## Begin RECORDS
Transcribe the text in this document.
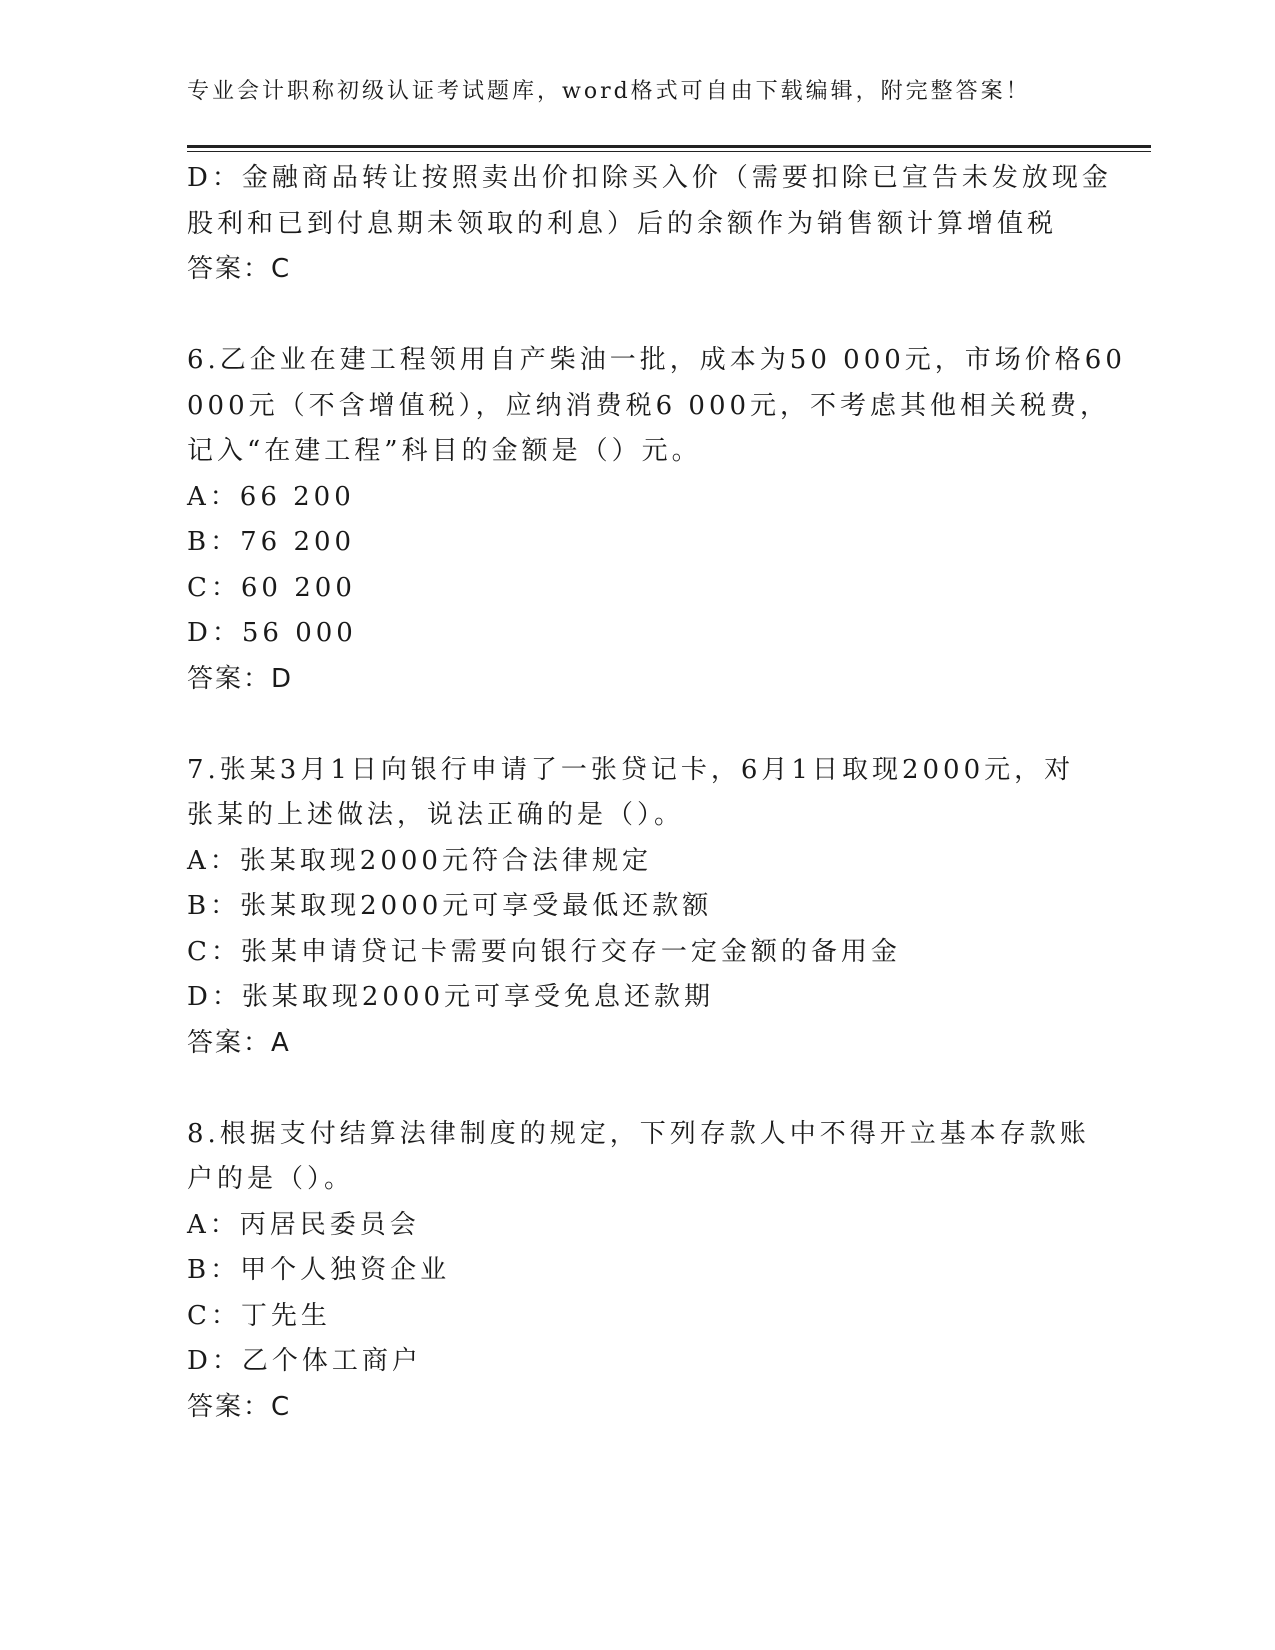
专业会计职称初级认证考试题库，word格式可自由下载编辑，附完整答案！
D：金融商品转让按照卖出价扣除买入价（需要扣除已宣告未发放现金
股利和已到付息期未领取的利息）后的余额作为销售额计算增值税
答案：C
6.乙企业在建工程领用自产柴油一批，成本为50 000元，市场价格60
000元（不含增值税），应纳消费税6 000元，不考虑其他相关税费，
记入“在建工程”科目的金额是（）元。
A：66 200
B：76 200
C：60 200
D：56 000
答案：D
7.张某3月1日向银行申请了一张贷记卡，6月1日取现2000元，对
张某的上述做法，说法正确的是（）。
A：张某取现2000元符合法律规定
B：张某取现2000元可享受最低还款额
C：张某申请贷记卡需要向银行交存一定金额的备用金
D：张某取现2000元可享受免息还款期
答案：A
8.根据支付结算法律制度的规定，下列存款人中不得开立基本存款账
户的是（）。
A：丙居民委员会
B：甲个人独资企业
C：丁先生
D：乙个体工商户
答案：C
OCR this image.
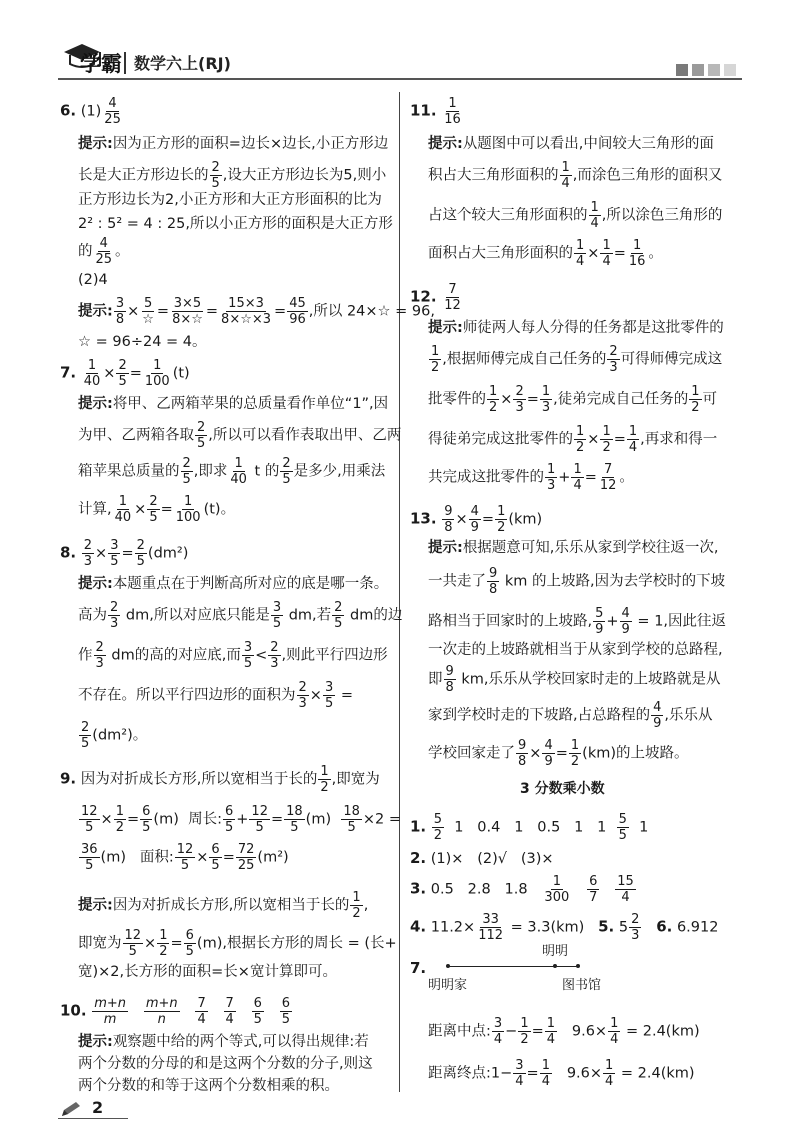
学霸 数学六上(RJ)
6. $(1) \frac{4}{25}$
提示:因为正方形的面积=边长×边长,小正方形边
长是大正方形边长的 $\frac{2}{5}$ ,设大正方形边长为5,则小
正方形边长为2,小正方形和大正方形面积的比为
2² : 5² = 4 : 25,所以小正方形的面积是大正方形
的 $\frac{4}{25}$ 。
(2)4
提示: $\frac{3}{8} \times \frac{5}{☆} = \frac{3\times 5}{8\times☆} = \frac{15\times 3}{8\times☆\times 3} = \frac{45}{96}$ ,所以 24×☆ = 96,
☆ = 96÷24 = 4。
7. $\frac{1}{40} \times \frac{2}{5} = \frac{1}{100} (t)$
提示:将甲、乙两箱苹果的总质量看作单位“1”,因
为甲、乙两箱各取 $\frac{2}{5}$ ,所以可以看作表取出甲、乙两
箱苹果总质量的 $\frac{2}{5}$ ,即求 $\frac{1}{40}$ t 的 $\frac{2}{5}$ 是多少,用乘法
计算, $\frac{1}{40} \times \frac{2}{5} = \frac{1}{100} (t)$。
8. $\frac{2}{3} \times \frac{3}{5} = \frac{2}{5} (dm^2)$
提示:本题重点在于判断高所对应的底是哪一条。
高为 $\frac{2}{3}$ dm,所以对应底只能是 $\frac{3}{5}$ dm,若 $\frac{2}{5}$ dm的边
作 $\frac{2}{3}$ dm的高的对应底,而 $\frac{3}{5} < \frac{2}{3}$ ,则此平行四边形
不存在。所以平行四边形的面积为 $\frac{2}{3} \times \frac{3}{5}$ =
$\frac{2}{5} (dm^2)$。
9. 因为对折成长方形,所以宽相当于长的 $\frac{1}{2}$ ,即宽为
$\frac{12}{5} \times \frac{1}{2} = \frac{6}{5} (m)$ 周长: $\frac{6}{5} + \frac{12}{5} = \frac{18}{5} (m) \frac{18}{5} \times 2$ =
$\frac{36}{5} (m)$ 面积: $\frac{12}{5} \times \frac{6}{5} = \frac{72}{25} (m^2)$
提示:因为对折成长方形,所以宽相当于长的 $\frac{1}{2}$ ,
即宽为 $\frac{12}{5} \times \frac{1}{2} = \frac{6}{5} (m)$,根据长方形的周长 = (长+
宽)×2,长方形的面积=长×宽计算即可。
10. $\frac{m+n}{m}$
$\frac{m+n}{n}$
$\frac{7}{4}$
$\frac{7}{4}$
$\frac{6}{5}$
$\frac{6}{5}$
提示:观察题中给的两个等式,可以得出规律:若
两个分数的分母的和是这两个分数的分子,则这
两个分数的和等于这两个分数相乘的积。
11. $\frac{1}{16}$
提示:从题图中可以看出,中间较大三角形的面
积占大三角形面积的 $\frac{1}{4}$ ,而涂色三角形的面积又
占这个较大三角形面积的 $\frac{1}{4}$ ,所以涂色三角形的
面积占大三角形面积的 $\frac{1}{4} \times \frac{1}{4} = \frac{1}{16}$ 。
12. $\frac{7}{12}$
提示:师徒两人每人分得的任务都是这批零件的
$\frac{1}{2}$ ,根据师傅完成自己任务的 $\frac{2}{3}$ 可得师傅完成这
批零件的 $\frac{1}{2} \times \frac{2}{3} = \frac{1}{3}$ ,徒弟完成自己任务的 $\frac{1}{2}$ 可
得徒弟完成这批零件的 $\frac{1}{2} \times \frac{1}{2} = \frac{1}{4}$ ,再求和得一
共完成这批零件的 $\frac{1}{3} + \frac{1}{4} = \frac{7}{12}$ 。
13. $\frac{9}{8} \times \frac{4}{9} = \frac{1}{2} (km)$
提示:根据题意可知,乐乐从家到学校往返一次,
一共走了 $\frac{9}{8}$ km 的上坡路,因为去学校时的下坡
路相当于回家时的上坡路, $\frac{5}{9} + \frac{4}{9} = 1$,因此往返
一次走的上坡路就相当于从家到学校的总路程,
即 $\frac{9}{8}$ km,乐乐从学校回家时走的上坡路就是从
家到学校时走的下坡路,占总路程的 $\frac{4}{9}$ ,乐乐从
学校回家走了 $\frac{9}{8} \times \frac{4}{9} = \frac{1}{2} (km)$的上坡路。
3 分数乘小数
1. $\frac{5}{2} 1$   0.4   1   0.5   1   $1 \frac{5}{5} 1$
2. (1)×   (2)√   (3)×
3. 0.5   2.8   $1.8 \frac{1}{300}$
$\frac{6}{7}$
$\frac{15}{4}$
4. $11.2\times \frac{33}{112} = 3.3(km)$ 5. $5 \frac{2}{3} 6$. 6.912
7.
明明
明明家	图书馆
距离中点: $\frac{3}{4} - \frac{1}{2} = \frac{1}{4} 9.6\times \frac{1}{4} = 2.4(km)$
距离终点:1− $\frac{3}{4} = \frac{1}{4} 9.6\times \frac{1}{4} = 2.4(km)$
2
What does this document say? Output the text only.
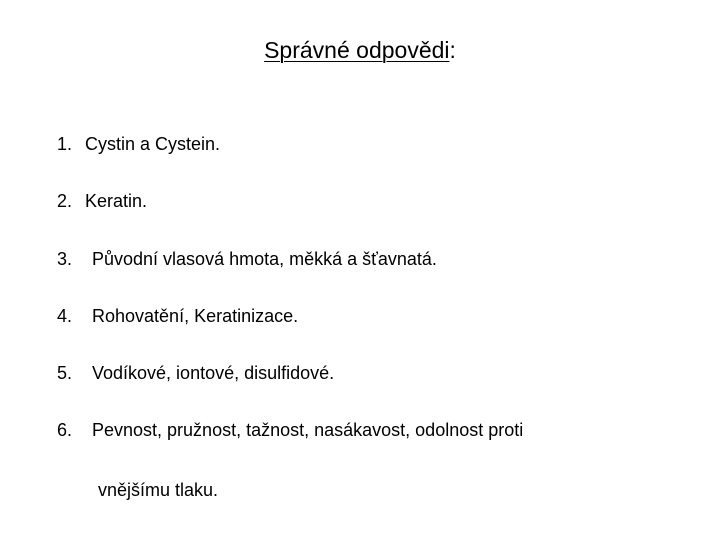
Správné odpovědi:
1. Cystin a Cystein.
2. Keratin.
3. Původní vlasová hmota, měkká a šťavnatá.
4. Rohovatění, Keratinizace.
5. Vodíkové, iontové, disulfidové.
6. Pevnost, pružnost, tažnost, nasákavost, odolnost proti
vnějšímu tlaku.
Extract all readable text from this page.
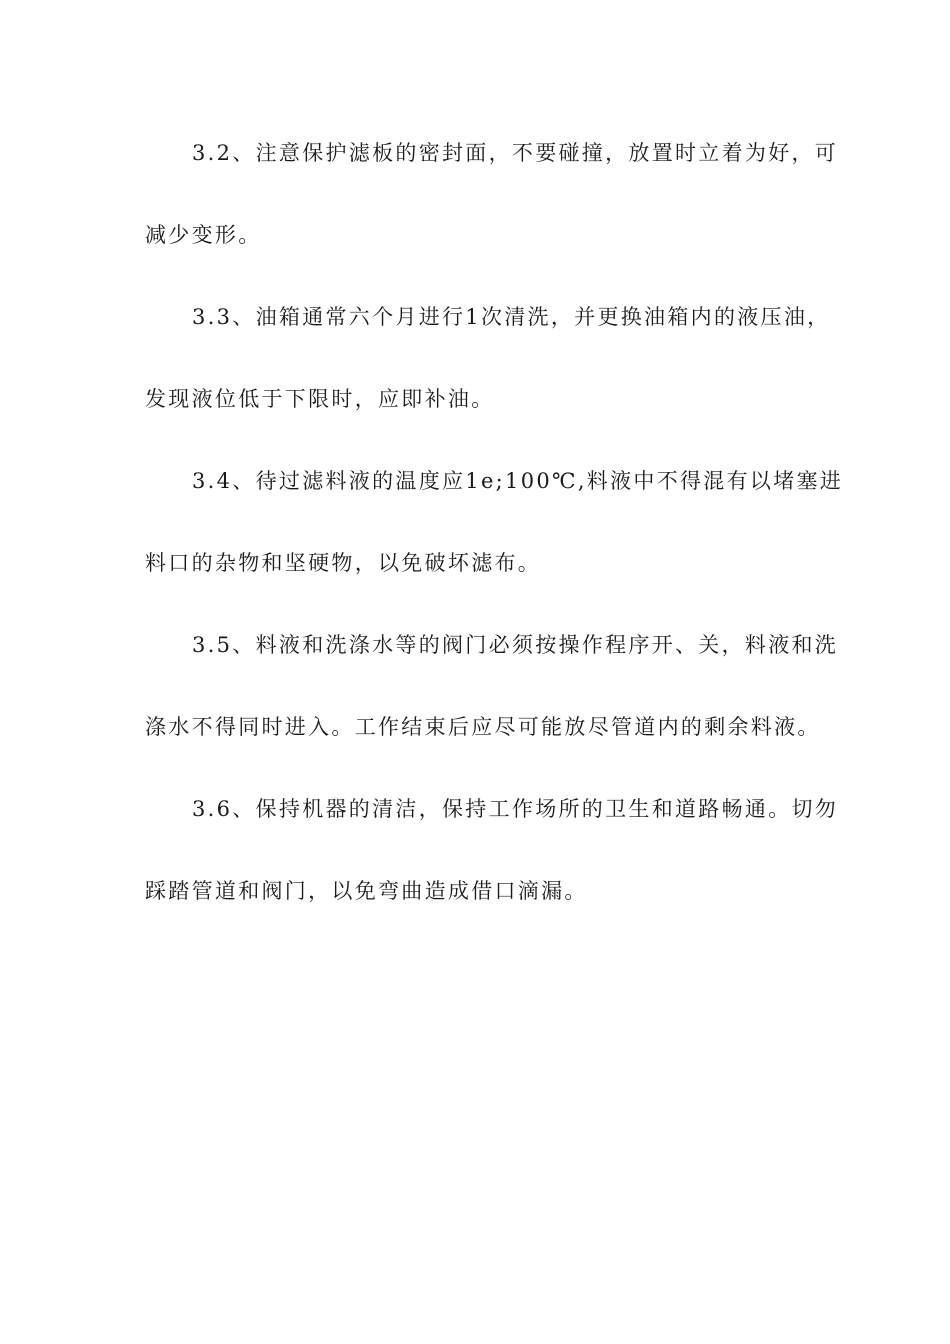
3.2、注意保护滤板的密封面，不要碰撞，放置时立着为好，可
减少变形。

3.3、油箱通常六个月进行1次清洗，并更换油箱内的液压油，
发现液位低于下限时，应即补油。

3.4、待过滤料液的温度应1e;100℃,料液中不得混有以堵塞进
料口的杂物和坚硬物，以免破坏滤布。

3.5、料液和洗涤水等的阀门必须按操作程序开、关，料液和洗
涤水不得同时进入。工作结束后应尽可能放尽管道内的剩余料液。

3.6、保持机器的清洁，保持工作场所的卫生和道路畅通。切勿
踩踏管道和阀门，以免弯曲造成借口滴漏。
## End RECORDS
Write out, exactly, each line from the one containing "What does this" down to the final line of the data above. Both of those lines count, and the pictures are left out.

EXPECTED ANSWER:
What does this document say? Output the text only.
Správné odpovědi:
1. Cystin a Cystein.
2. Keratin.
3. Původní vlasová hmota, měkká a šťavnatá.
4. Rohovatění, Keratinizace.
5. Vodíkové, iontové, disulfidové.
6. Pevnost, pružnost, tažnost, nasákavost, odolnost proti
vnějšímu tlaku.
Extract all readable text from this page.
3.2、注意保护滤板的密封面，不要碰撞，放置时立着为好，可
减少变形。

3.3、油箱通常六个月进行1次清洗，并更换油箱内的液压油，
发现液位低于下限时，应即补油。

3.4、待过滤料液的温度应1e;100℃,料液中不得混有以堵塞进
料口的杂物和坚硬物，以免破坏滤布。

3.5、料液和洗涤水等的阀门必须按操作程序开、关，料液和洗
涤水不得同时进入。工作结束后应尽可能放尽管道内的剩余料液。

3.6、保持机器的清洁，保持工作场所的卫生和道路畅通。切勿
踩踏管道和阀门，以免弯曲造成借口滴漏。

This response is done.